## [WHAT YOU HAVE TO DO]
Write out, please, the line containing "Decode this image" together with all lines after it, up to and including the last one, with no other output.

************

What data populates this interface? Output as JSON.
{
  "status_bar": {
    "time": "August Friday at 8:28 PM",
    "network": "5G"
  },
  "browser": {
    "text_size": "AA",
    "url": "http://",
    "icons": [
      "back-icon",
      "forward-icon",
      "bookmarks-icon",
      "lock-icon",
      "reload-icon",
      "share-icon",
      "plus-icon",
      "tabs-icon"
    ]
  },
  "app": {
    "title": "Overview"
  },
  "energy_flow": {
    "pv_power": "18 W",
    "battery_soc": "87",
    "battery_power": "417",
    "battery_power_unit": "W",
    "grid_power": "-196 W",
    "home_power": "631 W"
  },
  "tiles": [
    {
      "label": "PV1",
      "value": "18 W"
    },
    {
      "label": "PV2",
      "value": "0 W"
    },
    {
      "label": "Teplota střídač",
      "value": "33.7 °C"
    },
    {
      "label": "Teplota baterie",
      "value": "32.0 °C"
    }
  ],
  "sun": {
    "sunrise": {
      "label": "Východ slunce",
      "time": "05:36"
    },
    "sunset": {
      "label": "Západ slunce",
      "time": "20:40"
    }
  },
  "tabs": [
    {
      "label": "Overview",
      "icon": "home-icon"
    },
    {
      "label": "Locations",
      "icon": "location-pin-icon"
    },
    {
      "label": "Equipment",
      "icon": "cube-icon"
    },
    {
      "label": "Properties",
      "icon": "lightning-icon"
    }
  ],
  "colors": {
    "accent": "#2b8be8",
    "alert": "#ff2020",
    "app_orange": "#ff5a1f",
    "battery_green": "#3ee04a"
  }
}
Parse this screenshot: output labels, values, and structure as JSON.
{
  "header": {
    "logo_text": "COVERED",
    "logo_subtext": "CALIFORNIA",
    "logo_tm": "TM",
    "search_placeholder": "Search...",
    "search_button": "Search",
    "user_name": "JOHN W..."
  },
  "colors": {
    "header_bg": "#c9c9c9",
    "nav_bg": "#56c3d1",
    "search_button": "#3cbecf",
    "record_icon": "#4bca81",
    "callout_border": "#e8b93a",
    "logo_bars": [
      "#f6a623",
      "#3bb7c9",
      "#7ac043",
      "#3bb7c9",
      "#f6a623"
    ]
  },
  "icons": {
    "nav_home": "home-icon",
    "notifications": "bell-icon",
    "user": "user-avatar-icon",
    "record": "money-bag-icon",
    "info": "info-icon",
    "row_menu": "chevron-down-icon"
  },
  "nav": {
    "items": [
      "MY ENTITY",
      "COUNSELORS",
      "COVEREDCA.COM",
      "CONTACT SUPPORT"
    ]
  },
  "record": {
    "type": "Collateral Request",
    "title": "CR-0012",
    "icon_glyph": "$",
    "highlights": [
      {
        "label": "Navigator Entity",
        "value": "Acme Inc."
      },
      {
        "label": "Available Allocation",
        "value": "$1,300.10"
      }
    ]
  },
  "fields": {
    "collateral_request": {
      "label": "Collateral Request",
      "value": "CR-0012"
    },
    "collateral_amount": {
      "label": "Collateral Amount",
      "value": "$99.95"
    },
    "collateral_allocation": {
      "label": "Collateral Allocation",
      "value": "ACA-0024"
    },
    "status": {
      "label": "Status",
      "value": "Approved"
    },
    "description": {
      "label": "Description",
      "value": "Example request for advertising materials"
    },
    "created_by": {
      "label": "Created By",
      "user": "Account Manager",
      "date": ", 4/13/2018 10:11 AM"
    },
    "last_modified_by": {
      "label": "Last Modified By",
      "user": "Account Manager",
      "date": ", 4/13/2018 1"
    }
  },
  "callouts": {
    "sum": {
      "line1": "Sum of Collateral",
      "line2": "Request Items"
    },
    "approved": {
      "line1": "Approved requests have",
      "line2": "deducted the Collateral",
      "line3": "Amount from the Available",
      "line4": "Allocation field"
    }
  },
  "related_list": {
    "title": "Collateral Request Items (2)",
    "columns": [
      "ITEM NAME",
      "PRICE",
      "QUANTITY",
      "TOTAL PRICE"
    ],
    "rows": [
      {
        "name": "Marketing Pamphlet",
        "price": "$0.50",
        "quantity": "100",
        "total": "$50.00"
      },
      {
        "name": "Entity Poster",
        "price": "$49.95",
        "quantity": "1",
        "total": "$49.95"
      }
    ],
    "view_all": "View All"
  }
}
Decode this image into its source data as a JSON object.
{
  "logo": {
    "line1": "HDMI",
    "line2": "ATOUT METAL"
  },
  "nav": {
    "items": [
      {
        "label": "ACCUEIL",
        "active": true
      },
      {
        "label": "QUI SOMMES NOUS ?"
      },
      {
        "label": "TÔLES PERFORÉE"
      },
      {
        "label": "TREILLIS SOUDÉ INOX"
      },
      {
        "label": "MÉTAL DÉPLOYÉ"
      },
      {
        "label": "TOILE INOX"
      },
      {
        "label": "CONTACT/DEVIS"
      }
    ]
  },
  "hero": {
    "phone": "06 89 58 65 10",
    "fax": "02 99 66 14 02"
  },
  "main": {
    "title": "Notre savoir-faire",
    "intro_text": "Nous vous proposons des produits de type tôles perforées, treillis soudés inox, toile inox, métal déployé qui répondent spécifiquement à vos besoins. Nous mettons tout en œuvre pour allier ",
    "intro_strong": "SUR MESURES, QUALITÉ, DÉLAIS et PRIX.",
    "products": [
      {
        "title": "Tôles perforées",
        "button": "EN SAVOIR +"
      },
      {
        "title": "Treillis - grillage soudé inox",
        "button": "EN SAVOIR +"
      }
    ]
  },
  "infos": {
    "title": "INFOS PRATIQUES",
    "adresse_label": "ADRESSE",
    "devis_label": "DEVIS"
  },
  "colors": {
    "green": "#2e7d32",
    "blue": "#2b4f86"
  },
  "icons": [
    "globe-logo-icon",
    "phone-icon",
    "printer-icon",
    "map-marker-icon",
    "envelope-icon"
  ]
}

************

## [WORKED ANSWER]
Decode this image into its source data as a JSON object.
{
  "logo": {
    "line1": "HDMI",
    "line2": "ATOUT METAL"
  },
  "nav": {
    "items": [
      {
        "label": "ACCUEIL",
        "active": true
      },
      {
        "label": "QUI SOMMES NOUS ?"
      },
      {
        "label": "TÔLES PERFORÉE"
      },
      {
        "label": "TREILLIS SOUDÉ INOX"
      },
      {
        "label": "MÉTAL DÉPLOYÉ"
      },
      {
        "label": "TOILE INOX"
      },
      {
        "label": "CONTACT/DEVIS"
      }
    ]
  },
  "hero": {
    "phone": "06 89 58 65 10",
    "fax": "02 99 66 14 02"
  },
  "main": {
    "title": "Notre savoir-faire",
    "intro_text": "Nous vous proposons des produits de type tôles perforées, treillis soudés inox, toile inox, métal déployé qui répondent spécifiquement à vos besoins. Nous mettons tout en œuvre pour allier ",
    "intro_strong": "SUR MESURES, QUALITÉ, DÉLAIS et PRIX.",
    "products": [
      {
        "title": "Tôles perforées",
        "button": "EN SAVOIR +"
      },
      {
        "title": "Treillis - grillage soudé inox",
        "button": "EN SAVOIR +"
      }
    ]
  },
  "infos": {
    "title": "INFOS PRATIQUES",
    "adresse_label": "ADRESSE",
    "devis_label": "DEVIS"
  },
  "colors": {
    "green": "#2e7d32",
    "blue": "#2b4f86"
  },
  "icons": [
    "globe-logo-icon",
    "phone-icon",
    "printer-icon",
    "map-marker-icon",
    "envelope-icon"
  ]
}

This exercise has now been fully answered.